* [WHAT TO DO]: Output the data below in full, character for character.

* [GIVEN RECORDS]:
* start *
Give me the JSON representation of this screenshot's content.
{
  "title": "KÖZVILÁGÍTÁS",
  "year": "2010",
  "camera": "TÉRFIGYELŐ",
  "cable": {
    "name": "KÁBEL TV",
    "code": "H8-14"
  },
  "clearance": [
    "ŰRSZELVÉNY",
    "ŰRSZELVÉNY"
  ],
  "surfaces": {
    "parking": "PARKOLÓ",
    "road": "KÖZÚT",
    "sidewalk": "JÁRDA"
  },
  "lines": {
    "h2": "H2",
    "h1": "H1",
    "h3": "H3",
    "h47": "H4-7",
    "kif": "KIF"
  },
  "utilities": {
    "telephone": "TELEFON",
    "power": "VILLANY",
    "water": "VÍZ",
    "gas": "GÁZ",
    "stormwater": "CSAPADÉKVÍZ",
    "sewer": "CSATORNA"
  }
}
* end *
* [RESULT]:
Give me the JSON representation of this screenshot's content.
{
  "title": "KÖZVILÁGÍTÁS",
  "year": "2010",
  "camera": "TÉRFIGYELŐ",
  "cable": {
    "name": "KÁBEL TV",
    "code": "H8-14"
  },
  "clearance": [
    "ŰRSZELVÉNY",
    "ŰRSZELVÉNY"
  ],
  "surfaces": {
    "parking": "PARKOLÓ",
    "road": "KÖZÚT",
    "sidewalk": "JÁRDA"
  },
  "lines": {
    "h2": "H2",
    "h1": "H1",
    "h3": "H3",
    "h47": "H4-7",
    "kif": "KIF"
  },
  "utilities": {
    "telephone": "TELEFON",
    "power": "VILLANY",
    "water": "VÍZ",
    "gas": "GÁZ",
    "stormwater": "CSAPADÉKVÍZ",
    "sewer": "CSATORNA"
  }
}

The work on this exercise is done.